Directions for this task
Extract every line from the records below that contains the word "Mainland".

Material
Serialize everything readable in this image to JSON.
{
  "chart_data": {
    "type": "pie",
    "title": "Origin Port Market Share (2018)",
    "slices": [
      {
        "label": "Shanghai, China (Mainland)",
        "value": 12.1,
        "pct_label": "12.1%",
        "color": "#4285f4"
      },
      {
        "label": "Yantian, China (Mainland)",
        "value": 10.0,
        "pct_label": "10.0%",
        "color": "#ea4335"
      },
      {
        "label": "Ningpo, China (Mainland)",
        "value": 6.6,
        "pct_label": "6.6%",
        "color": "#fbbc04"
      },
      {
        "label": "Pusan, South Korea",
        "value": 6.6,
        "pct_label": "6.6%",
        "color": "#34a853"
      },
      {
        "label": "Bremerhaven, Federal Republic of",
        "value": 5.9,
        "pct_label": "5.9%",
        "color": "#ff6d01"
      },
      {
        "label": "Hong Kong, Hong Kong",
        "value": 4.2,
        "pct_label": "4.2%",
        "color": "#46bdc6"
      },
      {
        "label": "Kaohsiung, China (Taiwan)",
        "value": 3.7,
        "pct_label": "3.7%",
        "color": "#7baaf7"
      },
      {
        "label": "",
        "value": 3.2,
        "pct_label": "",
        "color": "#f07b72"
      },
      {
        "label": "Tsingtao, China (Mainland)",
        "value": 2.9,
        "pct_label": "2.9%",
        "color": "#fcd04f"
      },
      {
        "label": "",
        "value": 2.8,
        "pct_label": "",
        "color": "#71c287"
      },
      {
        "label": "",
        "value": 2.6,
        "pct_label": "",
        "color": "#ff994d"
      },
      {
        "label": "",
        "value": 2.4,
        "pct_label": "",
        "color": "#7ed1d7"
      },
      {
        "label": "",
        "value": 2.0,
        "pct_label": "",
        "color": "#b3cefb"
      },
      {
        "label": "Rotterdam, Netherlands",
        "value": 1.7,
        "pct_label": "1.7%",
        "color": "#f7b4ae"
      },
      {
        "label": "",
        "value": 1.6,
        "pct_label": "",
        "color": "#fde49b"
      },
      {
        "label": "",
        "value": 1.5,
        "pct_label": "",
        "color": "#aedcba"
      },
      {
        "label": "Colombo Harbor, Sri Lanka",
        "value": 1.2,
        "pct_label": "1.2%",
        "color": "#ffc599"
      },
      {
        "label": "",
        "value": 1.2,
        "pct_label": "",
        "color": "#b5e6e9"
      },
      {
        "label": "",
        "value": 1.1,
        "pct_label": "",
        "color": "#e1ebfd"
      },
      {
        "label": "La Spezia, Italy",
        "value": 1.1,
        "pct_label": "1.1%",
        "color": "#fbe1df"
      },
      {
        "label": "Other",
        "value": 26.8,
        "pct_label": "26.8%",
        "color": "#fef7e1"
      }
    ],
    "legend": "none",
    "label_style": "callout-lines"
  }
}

Exercise output
        "label": "Shanghai, China (Mainland)",
        "label": "Yantian, China (Mainland)",
        "label": "Ningpo, China (Mainland)",
        "label": "Tsingtao, China (Mainland)",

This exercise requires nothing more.